Gather all lines from the material that contain the word "round".

Dataset rows:
--- START ---

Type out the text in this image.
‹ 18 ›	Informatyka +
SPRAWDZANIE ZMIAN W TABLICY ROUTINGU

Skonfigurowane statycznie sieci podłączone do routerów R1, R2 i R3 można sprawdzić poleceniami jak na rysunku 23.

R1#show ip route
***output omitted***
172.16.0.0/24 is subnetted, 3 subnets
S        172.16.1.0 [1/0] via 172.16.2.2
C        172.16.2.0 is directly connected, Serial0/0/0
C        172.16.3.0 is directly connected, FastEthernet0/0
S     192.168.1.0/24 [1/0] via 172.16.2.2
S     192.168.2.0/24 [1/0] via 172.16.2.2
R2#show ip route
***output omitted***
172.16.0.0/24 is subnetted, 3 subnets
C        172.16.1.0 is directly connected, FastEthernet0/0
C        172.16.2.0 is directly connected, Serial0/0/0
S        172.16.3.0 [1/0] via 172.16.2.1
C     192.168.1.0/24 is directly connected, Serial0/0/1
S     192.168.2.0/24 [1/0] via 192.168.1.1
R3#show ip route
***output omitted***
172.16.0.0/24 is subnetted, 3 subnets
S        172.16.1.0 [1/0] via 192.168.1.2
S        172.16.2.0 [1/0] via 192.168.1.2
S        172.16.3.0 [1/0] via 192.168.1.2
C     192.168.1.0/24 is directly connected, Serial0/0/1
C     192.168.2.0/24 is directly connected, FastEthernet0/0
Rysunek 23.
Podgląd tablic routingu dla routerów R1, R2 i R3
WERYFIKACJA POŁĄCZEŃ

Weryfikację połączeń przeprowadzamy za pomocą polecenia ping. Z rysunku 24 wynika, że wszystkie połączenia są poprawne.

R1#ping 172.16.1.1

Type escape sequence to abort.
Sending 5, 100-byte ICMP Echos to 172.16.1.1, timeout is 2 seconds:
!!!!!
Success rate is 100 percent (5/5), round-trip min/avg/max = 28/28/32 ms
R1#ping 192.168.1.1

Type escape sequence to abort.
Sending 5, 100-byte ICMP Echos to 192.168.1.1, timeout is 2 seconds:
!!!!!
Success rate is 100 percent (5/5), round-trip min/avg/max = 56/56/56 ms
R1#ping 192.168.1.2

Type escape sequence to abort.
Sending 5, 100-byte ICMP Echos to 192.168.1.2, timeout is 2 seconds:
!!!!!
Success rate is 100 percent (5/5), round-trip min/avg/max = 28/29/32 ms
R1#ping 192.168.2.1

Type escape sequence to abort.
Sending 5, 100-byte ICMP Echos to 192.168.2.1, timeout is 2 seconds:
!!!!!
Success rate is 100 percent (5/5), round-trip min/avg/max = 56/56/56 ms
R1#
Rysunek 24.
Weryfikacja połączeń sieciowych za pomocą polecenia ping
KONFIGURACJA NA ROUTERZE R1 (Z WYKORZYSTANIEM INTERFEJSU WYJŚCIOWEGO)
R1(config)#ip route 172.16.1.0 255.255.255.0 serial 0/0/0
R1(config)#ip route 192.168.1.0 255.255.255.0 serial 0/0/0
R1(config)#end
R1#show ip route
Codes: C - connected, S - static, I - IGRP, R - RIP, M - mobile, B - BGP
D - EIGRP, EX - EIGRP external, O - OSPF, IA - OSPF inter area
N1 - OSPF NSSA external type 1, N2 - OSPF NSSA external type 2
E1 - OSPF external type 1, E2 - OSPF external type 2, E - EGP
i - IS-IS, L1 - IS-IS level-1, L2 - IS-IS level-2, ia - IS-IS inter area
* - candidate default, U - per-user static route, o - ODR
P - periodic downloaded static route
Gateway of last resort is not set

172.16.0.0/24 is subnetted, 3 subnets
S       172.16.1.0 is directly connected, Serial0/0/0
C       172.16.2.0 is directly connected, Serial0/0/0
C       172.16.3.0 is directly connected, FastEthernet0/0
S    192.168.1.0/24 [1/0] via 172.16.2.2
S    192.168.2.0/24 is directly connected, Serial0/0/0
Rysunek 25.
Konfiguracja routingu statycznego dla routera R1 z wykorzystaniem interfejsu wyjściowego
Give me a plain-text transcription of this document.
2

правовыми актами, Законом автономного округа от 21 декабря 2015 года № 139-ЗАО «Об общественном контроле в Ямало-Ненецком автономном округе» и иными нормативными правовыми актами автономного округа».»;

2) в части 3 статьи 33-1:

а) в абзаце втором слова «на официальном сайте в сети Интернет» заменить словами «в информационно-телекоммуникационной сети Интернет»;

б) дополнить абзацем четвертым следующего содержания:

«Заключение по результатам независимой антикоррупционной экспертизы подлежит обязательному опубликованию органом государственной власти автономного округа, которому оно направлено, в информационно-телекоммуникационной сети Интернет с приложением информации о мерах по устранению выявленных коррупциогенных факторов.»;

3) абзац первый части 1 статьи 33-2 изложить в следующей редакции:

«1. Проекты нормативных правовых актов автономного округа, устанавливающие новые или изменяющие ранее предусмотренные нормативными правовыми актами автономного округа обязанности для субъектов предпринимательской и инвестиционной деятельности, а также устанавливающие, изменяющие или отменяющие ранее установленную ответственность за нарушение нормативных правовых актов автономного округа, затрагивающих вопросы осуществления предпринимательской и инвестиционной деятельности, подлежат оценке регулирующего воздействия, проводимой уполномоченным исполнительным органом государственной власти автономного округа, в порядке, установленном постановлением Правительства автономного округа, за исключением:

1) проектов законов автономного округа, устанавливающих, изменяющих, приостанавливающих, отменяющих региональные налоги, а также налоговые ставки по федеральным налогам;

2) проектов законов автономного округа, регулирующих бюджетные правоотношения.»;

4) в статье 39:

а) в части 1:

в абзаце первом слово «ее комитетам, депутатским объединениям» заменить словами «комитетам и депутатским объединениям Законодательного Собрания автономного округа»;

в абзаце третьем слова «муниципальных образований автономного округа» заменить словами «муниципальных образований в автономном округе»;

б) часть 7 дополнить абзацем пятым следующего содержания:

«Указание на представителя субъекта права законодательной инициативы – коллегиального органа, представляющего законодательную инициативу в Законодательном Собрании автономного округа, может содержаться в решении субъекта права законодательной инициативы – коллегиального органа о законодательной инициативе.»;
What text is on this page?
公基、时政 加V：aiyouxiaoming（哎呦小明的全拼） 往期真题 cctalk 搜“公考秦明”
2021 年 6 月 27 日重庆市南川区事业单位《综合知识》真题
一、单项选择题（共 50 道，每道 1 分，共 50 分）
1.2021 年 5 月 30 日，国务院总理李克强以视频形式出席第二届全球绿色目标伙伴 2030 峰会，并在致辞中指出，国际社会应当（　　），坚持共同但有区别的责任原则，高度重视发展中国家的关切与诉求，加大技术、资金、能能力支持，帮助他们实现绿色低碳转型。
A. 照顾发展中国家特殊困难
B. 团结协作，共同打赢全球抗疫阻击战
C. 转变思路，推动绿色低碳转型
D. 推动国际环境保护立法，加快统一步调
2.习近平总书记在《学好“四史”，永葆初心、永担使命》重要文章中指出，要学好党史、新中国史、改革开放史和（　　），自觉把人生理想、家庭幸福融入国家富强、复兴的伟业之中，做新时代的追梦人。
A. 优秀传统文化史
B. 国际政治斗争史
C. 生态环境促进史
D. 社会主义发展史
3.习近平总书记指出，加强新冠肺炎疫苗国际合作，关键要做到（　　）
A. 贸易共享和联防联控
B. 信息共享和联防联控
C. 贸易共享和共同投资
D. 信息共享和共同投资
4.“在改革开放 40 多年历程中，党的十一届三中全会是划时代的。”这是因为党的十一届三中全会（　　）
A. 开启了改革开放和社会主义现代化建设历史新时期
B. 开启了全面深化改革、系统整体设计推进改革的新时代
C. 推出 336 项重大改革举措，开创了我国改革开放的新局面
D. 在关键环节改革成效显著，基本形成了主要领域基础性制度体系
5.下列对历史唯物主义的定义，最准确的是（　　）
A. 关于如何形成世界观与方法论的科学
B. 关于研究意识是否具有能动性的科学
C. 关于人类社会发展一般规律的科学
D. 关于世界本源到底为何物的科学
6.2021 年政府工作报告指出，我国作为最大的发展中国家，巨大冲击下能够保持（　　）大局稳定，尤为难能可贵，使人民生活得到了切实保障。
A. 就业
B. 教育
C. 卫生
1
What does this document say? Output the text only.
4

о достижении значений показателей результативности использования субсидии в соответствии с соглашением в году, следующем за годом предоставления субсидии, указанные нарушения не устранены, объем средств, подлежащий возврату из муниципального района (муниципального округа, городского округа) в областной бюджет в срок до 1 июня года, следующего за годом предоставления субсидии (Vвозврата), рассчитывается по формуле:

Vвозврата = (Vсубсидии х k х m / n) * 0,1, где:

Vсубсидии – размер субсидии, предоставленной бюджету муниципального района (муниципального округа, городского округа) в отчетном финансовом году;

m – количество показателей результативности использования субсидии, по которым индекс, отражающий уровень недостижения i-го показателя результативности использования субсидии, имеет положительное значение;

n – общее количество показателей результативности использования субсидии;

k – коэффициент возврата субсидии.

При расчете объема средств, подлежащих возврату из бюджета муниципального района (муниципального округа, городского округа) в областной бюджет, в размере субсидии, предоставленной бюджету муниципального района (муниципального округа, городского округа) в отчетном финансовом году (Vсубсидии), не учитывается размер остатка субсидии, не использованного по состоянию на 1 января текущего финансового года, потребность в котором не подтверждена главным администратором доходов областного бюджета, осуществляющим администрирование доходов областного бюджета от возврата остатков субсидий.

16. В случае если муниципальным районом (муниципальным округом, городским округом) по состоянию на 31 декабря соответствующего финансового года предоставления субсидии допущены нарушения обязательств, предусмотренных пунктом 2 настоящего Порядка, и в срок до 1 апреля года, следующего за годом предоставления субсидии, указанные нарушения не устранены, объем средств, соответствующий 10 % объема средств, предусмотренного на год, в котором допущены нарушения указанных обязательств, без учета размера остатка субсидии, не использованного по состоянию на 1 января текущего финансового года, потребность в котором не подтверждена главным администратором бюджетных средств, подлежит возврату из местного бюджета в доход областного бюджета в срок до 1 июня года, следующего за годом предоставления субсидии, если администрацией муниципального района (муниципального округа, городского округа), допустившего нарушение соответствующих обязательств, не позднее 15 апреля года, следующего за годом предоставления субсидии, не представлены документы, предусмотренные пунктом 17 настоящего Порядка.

--- END ---

### Answer to this task:
Success rate is 100 percent (5/5), round-trip min/avg/max = 28/28/32 ms
Success rate is 100 percent (5/5), round-trip min/avg/max = 56/56/56 ms
Success rate is 100 percent (5/5), round-trip min/avg/max = 28/29/32 ms
Success rate is 100 percent (5/5), round-trip min/avg/max = 56/56/56 ms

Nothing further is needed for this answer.